[Exercise description]: From the entries below, extract every line that includes the word "symbol".

■ ■ ■

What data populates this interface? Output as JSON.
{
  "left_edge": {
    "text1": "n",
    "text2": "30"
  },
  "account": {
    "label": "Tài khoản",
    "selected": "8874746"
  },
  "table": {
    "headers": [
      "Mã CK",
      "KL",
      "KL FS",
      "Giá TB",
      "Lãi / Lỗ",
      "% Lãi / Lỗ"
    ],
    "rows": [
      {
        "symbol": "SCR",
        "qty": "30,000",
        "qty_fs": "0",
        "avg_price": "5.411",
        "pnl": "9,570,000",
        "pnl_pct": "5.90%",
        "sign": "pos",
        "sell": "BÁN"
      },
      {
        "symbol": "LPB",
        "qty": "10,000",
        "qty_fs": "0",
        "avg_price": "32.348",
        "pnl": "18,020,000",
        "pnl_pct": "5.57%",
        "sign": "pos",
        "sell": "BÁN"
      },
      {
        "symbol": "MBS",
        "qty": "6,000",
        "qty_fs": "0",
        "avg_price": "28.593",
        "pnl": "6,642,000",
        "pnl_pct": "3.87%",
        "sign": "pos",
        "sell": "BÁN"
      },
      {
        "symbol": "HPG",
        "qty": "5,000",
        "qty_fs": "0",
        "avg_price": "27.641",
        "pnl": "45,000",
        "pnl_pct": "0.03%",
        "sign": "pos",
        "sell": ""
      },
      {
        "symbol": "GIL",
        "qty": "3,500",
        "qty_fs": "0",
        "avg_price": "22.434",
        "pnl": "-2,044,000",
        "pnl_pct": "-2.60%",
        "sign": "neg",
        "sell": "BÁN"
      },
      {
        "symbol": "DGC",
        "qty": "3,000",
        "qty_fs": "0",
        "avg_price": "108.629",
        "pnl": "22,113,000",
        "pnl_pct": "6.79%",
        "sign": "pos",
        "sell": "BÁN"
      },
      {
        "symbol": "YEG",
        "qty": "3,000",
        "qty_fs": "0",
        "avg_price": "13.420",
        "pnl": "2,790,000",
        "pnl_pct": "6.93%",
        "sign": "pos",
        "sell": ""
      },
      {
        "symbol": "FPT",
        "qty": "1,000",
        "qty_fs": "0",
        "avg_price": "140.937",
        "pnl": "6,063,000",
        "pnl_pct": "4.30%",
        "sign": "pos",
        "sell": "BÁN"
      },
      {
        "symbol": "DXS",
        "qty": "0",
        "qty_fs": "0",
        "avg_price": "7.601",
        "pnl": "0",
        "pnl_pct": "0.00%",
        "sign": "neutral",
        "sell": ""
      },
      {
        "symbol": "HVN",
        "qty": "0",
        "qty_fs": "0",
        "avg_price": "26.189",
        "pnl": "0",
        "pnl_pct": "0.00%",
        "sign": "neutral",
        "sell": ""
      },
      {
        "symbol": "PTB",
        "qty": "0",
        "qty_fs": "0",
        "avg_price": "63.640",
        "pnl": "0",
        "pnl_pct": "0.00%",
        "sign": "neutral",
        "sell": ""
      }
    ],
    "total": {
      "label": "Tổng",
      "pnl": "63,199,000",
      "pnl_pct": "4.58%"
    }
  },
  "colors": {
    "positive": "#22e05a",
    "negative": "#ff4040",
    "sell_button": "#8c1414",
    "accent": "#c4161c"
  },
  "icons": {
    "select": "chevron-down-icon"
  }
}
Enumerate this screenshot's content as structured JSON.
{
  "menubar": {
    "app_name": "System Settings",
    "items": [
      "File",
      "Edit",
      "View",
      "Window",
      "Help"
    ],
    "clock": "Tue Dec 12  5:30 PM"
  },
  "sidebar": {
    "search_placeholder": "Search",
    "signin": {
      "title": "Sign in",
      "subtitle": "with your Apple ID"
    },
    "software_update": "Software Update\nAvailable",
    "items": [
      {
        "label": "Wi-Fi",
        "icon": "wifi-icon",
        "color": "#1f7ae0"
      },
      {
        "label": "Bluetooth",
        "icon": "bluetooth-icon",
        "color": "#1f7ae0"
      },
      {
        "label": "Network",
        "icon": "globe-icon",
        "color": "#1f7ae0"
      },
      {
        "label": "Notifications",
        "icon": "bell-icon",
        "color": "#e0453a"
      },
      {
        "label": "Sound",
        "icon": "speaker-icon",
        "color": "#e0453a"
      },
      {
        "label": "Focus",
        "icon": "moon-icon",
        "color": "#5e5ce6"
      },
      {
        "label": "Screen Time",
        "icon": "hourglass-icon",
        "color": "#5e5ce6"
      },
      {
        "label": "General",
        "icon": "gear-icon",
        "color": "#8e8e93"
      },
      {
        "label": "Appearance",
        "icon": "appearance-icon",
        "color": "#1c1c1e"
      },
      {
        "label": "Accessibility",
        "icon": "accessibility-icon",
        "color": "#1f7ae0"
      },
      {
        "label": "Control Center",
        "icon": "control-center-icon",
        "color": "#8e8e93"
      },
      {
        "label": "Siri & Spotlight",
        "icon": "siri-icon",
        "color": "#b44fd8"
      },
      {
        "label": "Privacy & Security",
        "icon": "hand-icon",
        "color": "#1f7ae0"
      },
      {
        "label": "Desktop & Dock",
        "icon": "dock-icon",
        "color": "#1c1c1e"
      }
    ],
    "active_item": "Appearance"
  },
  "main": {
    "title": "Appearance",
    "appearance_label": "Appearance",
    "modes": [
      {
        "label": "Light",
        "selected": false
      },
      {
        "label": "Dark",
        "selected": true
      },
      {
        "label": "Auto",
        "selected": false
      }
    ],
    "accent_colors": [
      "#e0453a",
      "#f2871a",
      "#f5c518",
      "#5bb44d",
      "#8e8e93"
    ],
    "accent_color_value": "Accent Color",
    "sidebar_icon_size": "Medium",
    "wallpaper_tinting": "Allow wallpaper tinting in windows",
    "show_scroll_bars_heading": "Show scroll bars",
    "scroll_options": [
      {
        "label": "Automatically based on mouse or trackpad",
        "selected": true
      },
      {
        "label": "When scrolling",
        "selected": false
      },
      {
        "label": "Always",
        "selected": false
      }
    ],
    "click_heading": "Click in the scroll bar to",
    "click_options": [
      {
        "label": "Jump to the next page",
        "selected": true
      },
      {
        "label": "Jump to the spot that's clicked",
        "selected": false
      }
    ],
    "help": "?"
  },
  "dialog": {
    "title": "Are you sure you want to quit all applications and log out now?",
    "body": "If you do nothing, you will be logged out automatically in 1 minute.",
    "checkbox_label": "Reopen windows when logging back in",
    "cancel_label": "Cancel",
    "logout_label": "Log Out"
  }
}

■ ■ ■

[Task output]:
        "symbol": "SCR",
        "symbol": "LPB",
        "symbol": "MBS",
        "symbol": "HPG",
        "symbol": "GIL",
        "symbol": "DGC",
        "symbol": "YEG",
        "symbol": "FPT",
        "symbol": "DXS",
        "symbol": "HVN",
        "symbol": "PTB",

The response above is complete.